## EXERCISE DETAILS:
Beneath this task is a listing; retype all of it exactly.

==*==

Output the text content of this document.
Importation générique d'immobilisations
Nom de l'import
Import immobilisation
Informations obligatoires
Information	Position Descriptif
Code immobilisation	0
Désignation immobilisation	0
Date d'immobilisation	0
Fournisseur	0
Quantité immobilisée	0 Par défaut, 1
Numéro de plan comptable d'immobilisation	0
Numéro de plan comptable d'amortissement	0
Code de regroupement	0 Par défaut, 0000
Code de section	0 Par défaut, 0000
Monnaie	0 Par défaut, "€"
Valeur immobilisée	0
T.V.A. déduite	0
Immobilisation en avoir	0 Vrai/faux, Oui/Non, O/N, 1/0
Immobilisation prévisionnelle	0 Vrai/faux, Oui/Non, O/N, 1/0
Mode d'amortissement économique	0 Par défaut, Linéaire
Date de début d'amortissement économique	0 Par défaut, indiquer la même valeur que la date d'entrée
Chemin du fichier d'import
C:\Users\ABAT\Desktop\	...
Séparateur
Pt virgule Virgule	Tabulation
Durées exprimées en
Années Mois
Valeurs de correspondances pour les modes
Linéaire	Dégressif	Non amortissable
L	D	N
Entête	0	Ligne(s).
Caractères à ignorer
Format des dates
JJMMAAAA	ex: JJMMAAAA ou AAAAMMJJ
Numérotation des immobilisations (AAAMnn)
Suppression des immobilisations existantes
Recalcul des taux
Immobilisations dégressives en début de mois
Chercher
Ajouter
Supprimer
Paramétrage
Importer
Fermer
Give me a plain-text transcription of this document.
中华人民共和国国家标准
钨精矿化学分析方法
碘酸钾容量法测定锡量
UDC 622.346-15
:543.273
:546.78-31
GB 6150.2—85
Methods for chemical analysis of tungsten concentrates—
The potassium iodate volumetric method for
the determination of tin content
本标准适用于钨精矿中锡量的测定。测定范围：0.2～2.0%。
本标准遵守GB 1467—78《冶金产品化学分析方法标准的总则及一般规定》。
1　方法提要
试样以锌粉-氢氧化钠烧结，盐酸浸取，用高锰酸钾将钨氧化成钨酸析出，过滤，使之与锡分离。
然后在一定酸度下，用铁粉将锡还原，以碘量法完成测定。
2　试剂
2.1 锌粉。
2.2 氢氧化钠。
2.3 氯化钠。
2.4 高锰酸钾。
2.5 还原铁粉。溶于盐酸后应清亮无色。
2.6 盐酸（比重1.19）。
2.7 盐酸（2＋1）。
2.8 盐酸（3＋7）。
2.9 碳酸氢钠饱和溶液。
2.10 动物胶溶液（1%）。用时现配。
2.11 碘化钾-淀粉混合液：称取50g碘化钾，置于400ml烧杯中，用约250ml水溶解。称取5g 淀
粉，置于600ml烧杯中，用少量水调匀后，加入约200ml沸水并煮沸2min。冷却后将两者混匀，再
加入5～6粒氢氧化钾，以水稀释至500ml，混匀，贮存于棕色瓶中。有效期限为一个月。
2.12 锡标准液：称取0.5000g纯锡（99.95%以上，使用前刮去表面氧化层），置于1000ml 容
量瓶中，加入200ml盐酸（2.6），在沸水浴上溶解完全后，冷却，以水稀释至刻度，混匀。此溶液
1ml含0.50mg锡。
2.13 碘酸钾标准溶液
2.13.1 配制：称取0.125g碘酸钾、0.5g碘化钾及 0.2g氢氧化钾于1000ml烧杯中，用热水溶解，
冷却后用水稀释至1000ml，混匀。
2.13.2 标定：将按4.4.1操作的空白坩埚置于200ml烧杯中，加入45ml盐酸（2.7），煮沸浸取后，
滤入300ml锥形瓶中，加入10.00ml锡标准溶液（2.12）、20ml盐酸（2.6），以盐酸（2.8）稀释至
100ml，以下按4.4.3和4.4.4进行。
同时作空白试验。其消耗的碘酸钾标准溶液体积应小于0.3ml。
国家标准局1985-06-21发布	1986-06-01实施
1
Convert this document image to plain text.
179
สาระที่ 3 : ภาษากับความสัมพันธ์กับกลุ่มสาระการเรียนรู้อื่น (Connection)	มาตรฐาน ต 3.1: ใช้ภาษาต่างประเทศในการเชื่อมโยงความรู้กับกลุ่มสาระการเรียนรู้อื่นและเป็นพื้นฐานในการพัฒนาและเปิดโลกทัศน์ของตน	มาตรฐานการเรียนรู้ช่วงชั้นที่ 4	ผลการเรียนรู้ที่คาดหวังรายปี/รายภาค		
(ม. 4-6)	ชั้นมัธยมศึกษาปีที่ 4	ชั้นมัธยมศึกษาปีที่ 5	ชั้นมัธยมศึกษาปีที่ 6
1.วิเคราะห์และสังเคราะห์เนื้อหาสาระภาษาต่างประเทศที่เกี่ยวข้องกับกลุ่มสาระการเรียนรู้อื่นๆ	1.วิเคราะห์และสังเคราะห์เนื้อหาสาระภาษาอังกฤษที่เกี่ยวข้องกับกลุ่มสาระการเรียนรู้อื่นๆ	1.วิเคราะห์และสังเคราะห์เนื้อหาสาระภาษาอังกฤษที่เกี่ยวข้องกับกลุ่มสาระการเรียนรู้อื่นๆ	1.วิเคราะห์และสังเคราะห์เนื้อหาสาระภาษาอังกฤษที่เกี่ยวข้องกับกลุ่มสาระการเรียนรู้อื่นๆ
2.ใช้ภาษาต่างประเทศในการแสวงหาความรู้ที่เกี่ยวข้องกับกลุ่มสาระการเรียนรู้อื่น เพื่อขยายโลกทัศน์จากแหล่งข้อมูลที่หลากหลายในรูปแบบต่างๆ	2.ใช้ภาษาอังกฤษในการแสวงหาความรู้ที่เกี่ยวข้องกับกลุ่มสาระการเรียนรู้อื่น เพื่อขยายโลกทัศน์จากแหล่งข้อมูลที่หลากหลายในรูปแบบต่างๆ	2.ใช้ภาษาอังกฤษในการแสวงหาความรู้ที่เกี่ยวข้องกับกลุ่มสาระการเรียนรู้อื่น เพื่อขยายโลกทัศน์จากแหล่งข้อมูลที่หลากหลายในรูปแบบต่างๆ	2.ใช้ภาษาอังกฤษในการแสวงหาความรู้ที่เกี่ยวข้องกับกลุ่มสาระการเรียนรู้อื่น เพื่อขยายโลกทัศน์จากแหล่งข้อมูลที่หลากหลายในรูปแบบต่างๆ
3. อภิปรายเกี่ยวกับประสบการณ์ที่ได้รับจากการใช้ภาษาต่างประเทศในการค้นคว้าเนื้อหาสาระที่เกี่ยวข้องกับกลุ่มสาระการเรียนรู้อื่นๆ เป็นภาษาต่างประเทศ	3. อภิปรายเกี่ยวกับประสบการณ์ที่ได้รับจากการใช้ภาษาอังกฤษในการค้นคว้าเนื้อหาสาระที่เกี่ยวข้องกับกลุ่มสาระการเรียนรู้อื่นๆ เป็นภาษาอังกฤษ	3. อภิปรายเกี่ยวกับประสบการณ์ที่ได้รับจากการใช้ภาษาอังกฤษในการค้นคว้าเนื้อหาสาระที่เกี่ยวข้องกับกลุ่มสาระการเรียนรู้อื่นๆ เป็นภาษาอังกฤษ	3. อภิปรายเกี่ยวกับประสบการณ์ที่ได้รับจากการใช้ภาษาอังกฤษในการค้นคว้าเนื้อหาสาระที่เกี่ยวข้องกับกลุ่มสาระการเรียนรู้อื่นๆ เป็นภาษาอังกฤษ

==*==

## ANSWER TO THE PROBLEM:
Output the text content of this document.
Importation générique d'immobilisations
Nom de l'import
Import immobilisation
Informations obligatoires
Information	Position Descriptif
Code immobilisation	0
Désignation immobilisation	0
Date d'immobilisation	0
Fournisseur	0
Quantité immobilisée	0 Par défaut, 1
Numéro de plan comptable d'immobilisation	0
Numéro de plan comptable d'amortissement	0
Code de regroupement	0 Par défaut, 0000
Code de section	0 Par défaut, 0000
Monnaie	0 Par défaut, "€"
Valeur immobilisée	0
T.V.A. déduite	0
Immobilisation en avoir	0 Vrai/faux, Oui/Non, O/N, 1/0
Immobilisation prévisionnelle	0 Vrai/faux, Oui/Non, O/N, 1/0
Mode d'amortissement économique	0 Par défaut, Linéaire
Date de début d'amortissement économique	0 Par défaut, indiquer la même valeur que la date d'entrée
Chemin du fichier d'import
C:\Users\ABAT\Desktop\	...
Séparateur
Pt virgule Virgule	Tabulation
Durées exprimées en
Années Mois
Valeurs de correspondances pour les modes
Linéaire	Dégressif	Non amortissable
L	D	N
Entête	0	Ligne(s).
Caractères à ignorer
Format des dates
JJMMAAAA	ex: JJMMAAAA ou AAAAMMJJ
Numérotation des immobilisations (AAAMnn)
Suppression des immobilisations existantes
Recalcul des taux
Immobilisations dégressives en début de mois
Chercher
Ajouter
Supprimer
Paramétrage
Importer
Fermer
Give me a plain-text transcription of this document.
中华人民共和国国家标准
钨精矿化学分析方法
碘酸钾容量法测定锡量
UDC 622.346-15
:543.273
:546.78-31
GB 6150.2—85
Methods for chemical analysis of tungsten concentrates—
The potassium iodate volumetric method for
the determination of tin content
本标准适用于钨精矿中锡量的测定。测定范围：0.2～2.0%。
本标准遵守GB 1467—78《冶金产品化学分析方法标准的总则及一般规定》。
1　方法提要
试样以锌粉-氢氧化钠烧结，盐酸浸取，用高锰酸钾将钨氧化成钨酸析出，过滤，使之与锡分离。
然后在一定酸度下，用铁粉将锡还原，以碘量法完成测定。
2　试剂
2.1 锌粉。
2.2 氢氧化钠。
2.3 氯化钠。
2.4 高锰酸钾。
2.5 还原铁粉。溶于盐酸后应清亮无色。
2.6 盐酸（比重1.19）。
2.7 盐酸（2＋1）。
2.8 盐酸（3＋7）。
2.9 碳酸氢钠饱和溶液。
2.10 动物胶溶液（1%）。用时现配。
2.11 碘化钾-淀粉混合液：称取50g碘化钾，置于400ml烧杯中，用约250ml水溶解。称取5g 淀
粉，置于600ml烧杯中，用少量水调匀后，加入约200ml沸水并煮沸2min。冷却后将两者混匀，再
加入5～6粒氢氧化钾，以水稀释至500ml，混匀，贮存于棕色瓶中。有效期限为一个月。
2.12 锡标准液：称取0.5000g纯锡（99.95%以上，使用前刮去表面氧化层），置于1000ml 容
量瓶中，加入200ml盐酸（2.6），在沸水浴上溶解完全后，冷却，以水稀释至刻度，混匀。此溶液
1ml含0.50mg锡。
2.13 碘酸钾标准溶液
2.13.1 配制：称取0.125g碘酸钾、0.5g碘化钾及 0.2g氢氧化钾于1000ml烧杯中，用热水溶解，
冷却后用水稀释至1000ml，混匀。
2.13.2 标定：将按4.4.1操作的空白坩埚置于200ml烧杯中，加入45ml盐酸（2.7），煮沸浸取后，
滤入300ml锥形瓶中，加入10.00ml锡标准溶液（2.12）、20ml盐酸（2.6），以盐酸（2.8）稀释至
100ml，以下按4.4.3和4.4.4进行。
同时作空白试验。其消耗的碘酸钾标准溶液体积应小于0.3ml。
国家标准局1985-06-21发布	1986-06-01实施
1
Convert this document image to plain text.
179
สาระที่ 3 : ภาษากับความสัมพันธ์กับกลุ่มสาระการเรียนรู้อื่น (Connection)	มาตรฐาน ต 3.1: ใช้ภาษาต่างประเทศในการเชื่อมโยงความรู้กับกลุ่มสาระการเรียนรู้อื่นและเป็นพื้นฐานในการพัฒนาและเปิดโลกทัศน์ของตน	มาตรฐานการเรียนรู้ช่วงชั้นที่ 4	ผลการเรียนรู้ที่คาดหวังรายปี/รายภาค		
(ม. 4-6)	ชั้นมัธยมศึกษาปีที่ 4	ชั้นมัธยมศึกษาปีที่ 5	ชั้นมัธยมศึกษาปีที่ 6
1.วิเคราะห์และสังเคราะห์เนื้อหาสาระภาษาต่างประเทศที่เกี่ยวข้องกับกลุ่มสาระการเรียนรู้อื่นๆ	1.วิเคราะห์และสังเคราะห์เนื้อหาสาระภาษาอังกฤษที่เกี่ยวข้องกับกลุ่มสาระการเรียนรู้อื่นๆ	1.วิเคราะห์และสังเคราะห์เนื้อหาสาระภาษาอังกฤษที่เกี่ยวข้องกับกลุ่มสาระการเรียนรู้อื่นๆ	1.วิเคราะห์และสังเคราะห์เนื้อหาสาระภาษาอังกฤษที่เกี่ยวข้องกับกลุ่มสาระการเรียนรู้อื่นๆ
2.ใช้ภาษาต่างประเทศในการแสวงหาความรู้ที่เกี่ยวข้องกับกลุ่มสาระการเรียนรู้อื่น เพื่อขยายโลกทัศน์จากแหล่งข้อมูลที่หลากหลายในรูปแบบต่างๆ	2.ใช้ภาษาอังกฤษในการแสวงหาความรู้ที่เกี่ยวข้องกับกลุ่มสาระการเรียนรู้อื่น เพื่อขยายโลกทัศน์จากแหล่งข้อมูลที่หลากหลายในรูปแบบต่างๆ	2.ใช้ภาษาอังกฤษในการแสวงหาความรู้ที่เกี่ยวข้องกับกลุ่มสาระการเรียนรู้อื่น เพื่อขยายโลกทัศน์จากแหล่งข้อมูลที่หลากหลายในรูปแบบต่างๆ	2.ใช้ภาษาอังกฤษในการแสวงหาความรู้ที่เกี่ยวข้องกับกลุ่มสาระการเรียนรู้อื่น เพื่อขยายโลกทัศน์จากแหล่งข้อมูลที่หลากหลายในรูปแบบต่างๆ
3. อภิปรายเกี่ยวกับประสบการณ์ที่ได้รับจากการใช้ภาษาต่างประเทศในการค้นคว้าเนื้อหาสาระที่เกี่ยวข้องกับกลุ่มสาระการเรียนรู้อื่นๆ เป็นภาษาต่างประเทศ	3. อภิปรายเกี่ยวกับประสบการณ์ที่ได้รับจากการใช้ภาษาอังกฤษในการค้นคว้าเนื้อหาสาระที่เกี่ยวข้องกับกลุ่มสาระการเรียนรู้อื่นๆ เป็นภาษาอังกฤษ	3. อภิปรายเกี่ยวกับประสบการณ์ที่ได้รับจากการใช้ภาษาอังกฤษในการค้นคว้าเนื้อหาสาระที่เกี่ยวข้องกับกลุ่มสาระการเรียนรู้อื่นๆ เป็นภาษาอังกฤษ	3. อภิปรายเกี่ยวกับประสบการณ์ที่ได้รับจากการใช้ภาษาอังกฤษในการค้นคว้าเนื้อหาสาระที่เกี่ยวข้องกับกลุ่มสาระการเรียนรู้อื่นๆ เป็นภาษาอังกฤษ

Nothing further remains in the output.